## [Challenge]
Repeat exactly the lines from the one containing "Give me the" through the one containing "Decode this chart: output", both lines included, please, without any other lines.

## [The data]
[Begin]
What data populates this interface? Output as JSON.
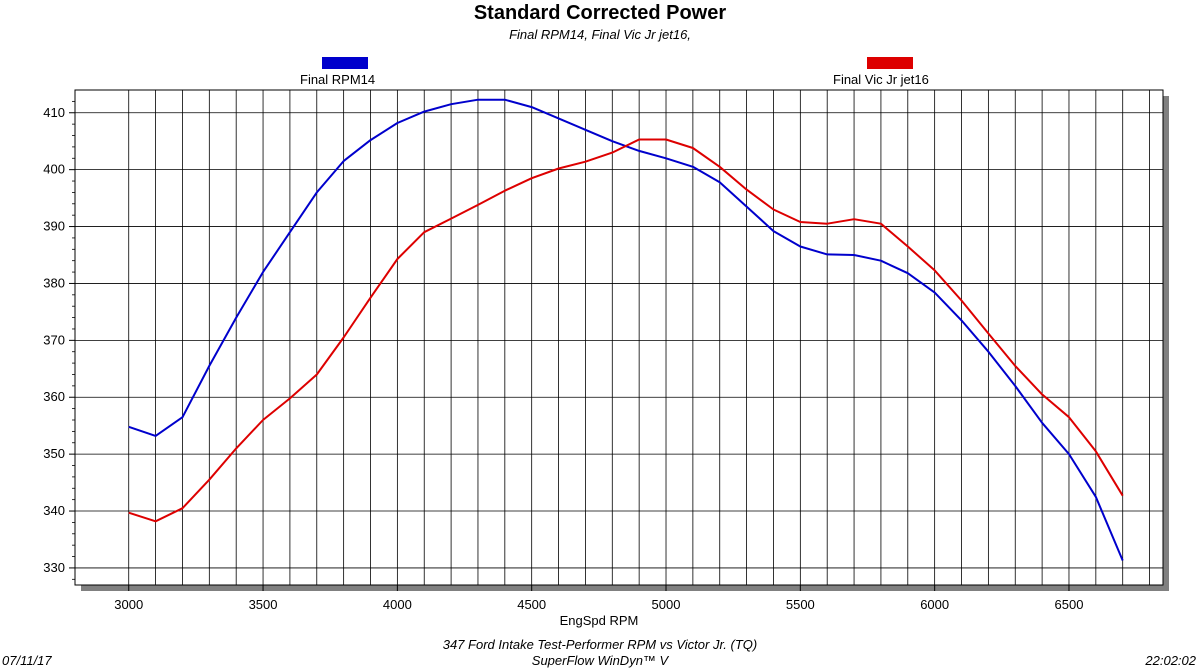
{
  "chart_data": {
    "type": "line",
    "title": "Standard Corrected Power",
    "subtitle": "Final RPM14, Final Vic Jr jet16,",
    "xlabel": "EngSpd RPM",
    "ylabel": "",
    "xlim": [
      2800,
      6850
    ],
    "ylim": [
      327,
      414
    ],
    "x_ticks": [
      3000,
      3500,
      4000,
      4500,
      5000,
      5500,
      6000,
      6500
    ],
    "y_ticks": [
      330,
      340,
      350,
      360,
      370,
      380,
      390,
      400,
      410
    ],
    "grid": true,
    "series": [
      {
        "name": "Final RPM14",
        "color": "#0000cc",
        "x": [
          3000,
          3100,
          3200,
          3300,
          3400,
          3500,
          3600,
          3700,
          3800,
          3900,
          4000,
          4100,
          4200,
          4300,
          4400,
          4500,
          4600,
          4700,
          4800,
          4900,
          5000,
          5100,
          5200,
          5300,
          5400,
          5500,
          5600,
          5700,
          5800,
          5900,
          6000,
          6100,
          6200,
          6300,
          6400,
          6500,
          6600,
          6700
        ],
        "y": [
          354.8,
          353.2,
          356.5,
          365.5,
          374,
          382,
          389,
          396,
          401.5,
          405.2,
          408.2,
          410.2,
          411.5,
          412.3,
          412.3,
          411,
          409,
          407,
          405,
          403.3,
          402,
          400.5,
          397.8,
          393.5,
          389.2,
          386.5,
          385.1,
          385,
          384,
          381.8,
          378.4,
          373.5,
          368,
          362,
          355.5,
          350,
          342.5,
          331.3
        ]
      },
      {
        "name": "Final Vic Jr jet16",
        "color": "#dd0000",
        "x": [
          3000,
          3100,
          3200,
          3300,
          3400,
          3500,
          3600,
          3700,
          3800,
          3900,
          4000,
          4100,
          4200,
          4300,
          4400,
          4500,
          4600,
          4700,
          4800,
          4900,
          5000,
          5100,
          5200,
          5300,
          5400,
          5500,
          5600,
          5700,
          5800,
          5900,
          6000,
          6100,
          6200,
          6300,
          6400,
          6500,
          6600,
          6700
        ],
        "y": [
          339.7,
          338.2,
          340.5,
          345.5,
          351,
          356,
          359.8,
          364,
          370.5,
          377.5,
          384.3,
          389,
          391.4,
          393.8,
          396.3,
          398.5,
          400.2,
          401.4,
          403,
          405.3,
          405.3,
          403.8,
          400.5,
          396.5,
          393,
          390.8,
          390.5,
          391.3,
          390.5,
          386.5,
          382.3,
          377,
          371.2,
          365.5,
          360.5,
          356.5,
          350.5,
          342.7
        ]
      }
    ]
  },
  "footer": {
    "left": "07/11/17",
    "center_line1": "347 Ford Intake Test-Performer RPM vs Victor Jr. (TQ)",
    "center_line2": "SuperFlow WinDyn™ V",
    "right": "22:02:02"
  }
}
[End]
[Begin]
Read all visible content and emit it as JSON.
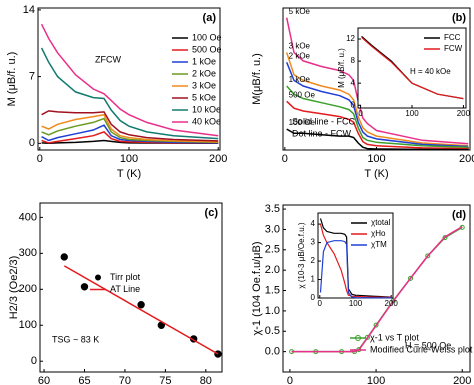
[End]
[Begin]
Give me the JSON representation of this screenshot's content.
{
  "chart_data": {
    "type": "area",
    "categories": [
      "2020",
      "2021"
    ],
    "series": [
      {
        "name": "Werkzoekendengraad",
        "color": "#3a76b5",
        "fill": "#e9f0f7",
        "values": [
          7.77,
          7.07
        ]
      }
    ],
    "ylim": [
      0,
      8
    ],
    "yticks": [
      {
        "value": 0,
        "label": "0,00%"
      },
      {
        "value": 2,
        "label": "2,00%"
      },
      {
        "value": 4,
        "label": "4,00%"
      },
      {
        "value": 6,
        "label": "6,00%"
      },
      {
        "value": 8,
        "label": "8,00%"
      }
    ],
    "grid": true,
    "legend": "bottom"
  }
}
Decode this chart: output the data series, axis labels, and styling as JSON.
[End]
## [Task answer]
Give me the JSON representation of this screenshot's content.
{
  "chart_data": {
    "type": "area",
    "categories": [
      "2020",
      "2021"
    ],
    "series": [
      {
        "name": "Werkzoekendengraad",
        "color": "#3a76b5",
        "fill": "#e9f0f7",
        "values": [
          7.77,
          7.07
        ]
      }
    ],
    "ylim": [
      0,
      8
    ],
    "yticks": [
      {
        "value": 0,
        "label": "0,00%"
      },
      {
        "value": 2,
        "label": "2,00%"
      },
      {
        "value": 4,
        "label": "4,00%"
      },
      {
        "value": 6,
        "label": "6,00%"
      },
      {
        "value": 8,
        "label": "8,00%"
      }
    ],
    "grid": true,
    "legend": "bottom"
  }
}
Decode this chart: output the data series, axis labels, and styling as JSON.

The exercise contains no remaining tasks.